*Direction*. Reproduce all of the listing below without alteration.

*Records provided*.
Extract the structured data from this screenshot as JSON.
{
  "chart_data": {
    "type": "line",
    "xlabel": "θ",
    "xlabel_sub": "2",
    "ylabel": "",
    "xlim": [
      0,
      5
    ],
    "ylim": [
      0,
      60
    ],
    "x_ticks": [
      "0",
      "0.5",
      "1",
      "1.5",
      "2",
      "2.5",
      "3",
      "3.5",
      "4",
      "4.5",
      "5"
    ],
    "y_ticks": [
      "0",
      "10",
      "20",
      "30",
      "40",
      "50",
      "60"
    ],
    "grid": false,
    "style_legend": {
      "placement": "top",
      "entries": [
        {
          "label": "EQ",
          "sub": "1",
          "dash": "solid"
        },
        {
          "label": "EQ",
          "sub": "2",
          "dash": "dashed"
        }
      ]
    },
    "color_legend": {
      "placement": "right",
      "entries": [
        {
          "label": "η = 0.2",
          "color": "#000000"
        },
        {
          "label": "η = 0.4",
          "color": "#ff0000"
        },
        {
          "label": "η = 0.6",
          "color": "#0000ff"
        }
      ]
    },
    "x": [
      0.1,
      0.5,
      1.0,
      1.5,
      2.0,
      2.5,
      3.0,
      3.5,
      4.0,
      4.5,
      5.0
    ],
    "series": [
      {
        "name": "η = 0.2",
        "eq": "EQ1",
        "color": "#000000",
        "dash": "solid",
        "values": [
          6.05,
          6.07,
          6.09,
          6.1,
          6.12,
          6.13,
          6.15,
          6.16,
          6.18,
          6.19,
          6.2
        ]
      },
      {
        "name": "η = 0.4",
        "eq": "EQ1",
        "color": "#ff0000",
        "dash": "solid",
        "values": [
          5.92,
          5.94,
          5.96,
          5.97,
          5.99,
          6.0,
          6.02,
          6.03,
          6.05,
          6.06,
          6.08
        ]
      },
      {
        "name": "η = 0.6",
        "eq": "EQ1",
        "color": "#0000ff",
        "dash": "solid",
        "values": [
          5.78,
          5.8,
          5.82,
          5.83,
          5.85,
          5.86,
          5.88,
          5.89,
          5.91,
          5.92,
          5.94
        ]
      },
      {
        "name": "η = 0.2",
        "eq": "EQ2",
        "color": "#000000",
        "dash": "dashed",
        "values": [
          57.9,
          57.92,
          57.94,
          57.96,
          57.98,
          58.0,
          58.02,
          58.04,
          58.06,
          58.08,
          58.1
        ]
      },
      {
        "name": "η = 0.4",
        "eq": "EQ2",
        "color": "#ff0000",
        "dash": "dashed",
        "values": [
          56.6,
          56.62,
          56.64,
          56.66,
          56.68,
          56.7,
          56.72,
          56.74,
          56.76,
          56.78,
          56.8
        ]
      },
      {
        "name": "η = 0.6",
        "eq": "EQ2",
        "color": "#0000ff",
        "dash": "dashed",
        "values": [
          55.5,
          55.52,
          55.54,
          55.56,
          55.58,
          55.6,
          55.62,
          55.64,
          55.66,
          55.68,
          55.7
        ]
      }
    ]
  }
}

*Answer to the task*.
Extract the structured data from this screenshot as JSON.
{
  "chart_data": {
    "type": "line",
    "xlabel": "θ",
    "xlabel_sub": "2",
    "ylabel": "",
    "xlim": [
      0,
      5
    ],
    "ylim": [
      0,
      60
    ],
    "x_ticks": [
      "0",
      "0.5",
      "1",
      "1.5",
      "2",
      "2.5",
      "3",
      "3.5",
      "4",
      "4.5",
      "5"
    ],
    "y_ticks": [
      "0",
      "10",
      "20",
      "30",
      "40",
      "50",
      "60"
    ],
    "grid": false,
    "style_legend": {
      "placement": "top",
      "entries": [
        {
          "label": "EQ",
          "sub": "1",
          "dash": "solid"
        },
        {
          "label": "EQ",
          "sub": "2",
          "dash": "dashed"
        }
      ]
    },
    "color_legend": {
      "placement": "right",
      "entries": [
        {
          "label": "η = 0.2",
          "color": "#000000"
        },
        {
          "label": "η = 0.4",
          "color": "#ff0000"
        },
        {
          "label": "η = 0.6",
          "color": "#0000ff"
        }
      ]
    },
    "x": [
      0.1,
      0.5,
      1.0,
      1.5,
      2.0,
      2.5,
      3.0,
      3.5,
      4.0,
      4.5,
      5.0
    ],
    "series": [
      {
        "name": "η = 0.2",
        "eq": "EQ1",
        "color": "#000000",
        "dash": "solid",
        "values": [
          6.05,
          6.07,
          6.09,
          6.1,
          6.12,
          6.13,
          6.15,
          6.16,
          6.18,
          6.19,
          6.2
        ]
      },
      {
        "name": "η = 0.4",
        "eq": "EQ1",
        "color": "#ff0000",
        "dash": "solid",
        "values": [
          5.92,
          5.94,
          5.96,
          5.97,
          5.99,
          6.0,
          6.02,
          6.03,
          6.05,
          6.06,
          6.08
        ]
      },
      {
        "name": "η = 0.6",
        "eq": "EQ1",
        "color": "#0000ff",
        "dash": "solid",
        "values": [
          5.78,
          5.8,
          5.82,
          5.83,
          5.85,
          5.86,
          5.88,
          5.89,
          5.91,
          5.92,
          5.94
        ]
      },
      {
        "name": "η = 0.2",
        "eq": "EQ2",
        "color": "#000000",
        "dash": "dashed",
        "values": [
          57.9,
          57.92,
          57.94,
          57.96,
          57.98,
          58.0,
          58.02,
          58.04,
          58.06,
          58.08,
          58.1
        ]
      },
      {
        "name": "η = 0.4",
        "eq": "EQ2",
        "color": "#ff0000",
        "dash": "dashed",
        "values": [
          56.6,
          56.62,
          56.64,
          56.66,
          56.68,
          56.7,
          56.72,
          56.74,
          56.76,
          56.78,
          56.8
        ]
      },
      {
        "name": "η = 0.6",
        "eq": "EQ2",
        "color": "#0000ff",
        "dash": "dashed",
        "values": [
          55.5,
          55.52,
          55.54,
          55.56,
          55.58,
          55.6,
          55.62,
          55.64,
          55.66,
          55.68,
          55.7
        ]
      }
    ]
  }
}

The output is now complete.